* [Stated problem]: Make an exact copy of all the entries, with the pictures left out.

* [Items]:
####
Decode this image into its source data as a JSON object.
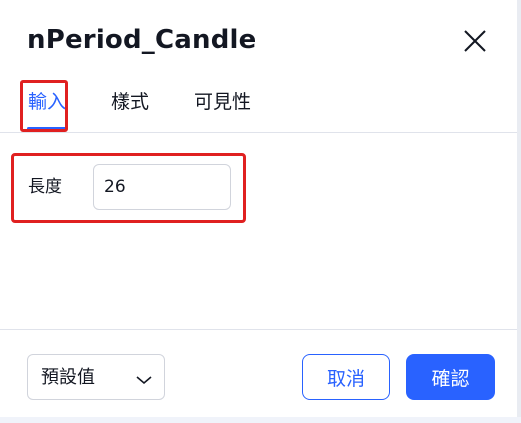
{
  "dialog": {
    "title": "nPeriod_Candle",
    "close_icon": "close-icon"
  },
  "tabs": [
    {
      "label": "輸入",
      "active": true
    },
    {
      "label": "樣式",
      "active": false
    },
    {
      "label": "可見性",
      "active": false
    }
  ],
  "inputs": {
    "length_label": "長度",
    "length_value": "26"
  },
  "footer": {
    "defaults_label": "預設值",
    "cancel_label": "取消",
    "confirm_label": "確認"
  },
  "colors": {
    "accent": "#2962ff",
    "highlight": "#e02020",
    "text": "#131722",
    "border": "#d1d4dc"
  }
}
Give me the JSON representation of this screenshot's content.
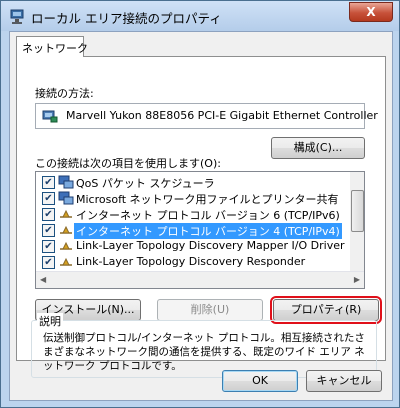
####
* [Completed exercise]:
Decode this image into its source data as a JSON object.
{
  "dialog": {
    "title": "nPeriod_Candle",
    "close_icon": "close-icon"
  },
  "tabs": [
    {
      "label": "輸入",
      "active": true
    },
    {
      "label": "樣式",
      "active": false
    },
    {
      "label": "可見性",
      "active": false
    }
  ],
  "inputs": {
    "length_label": "長度",
    "length_value": "26"
  },
  "footer": {
    "defaults_label": "預設值",
    "cancel_label": "取消",
    "confirm_label": "確認"
  },
  "colors": {
    "accent": "#2962ff",
    "highlight": "#e02020",
    "text": "#131722",
    "border": "#d1d4dc"
  }
}
Give me the JSON representation of this screenshot's content.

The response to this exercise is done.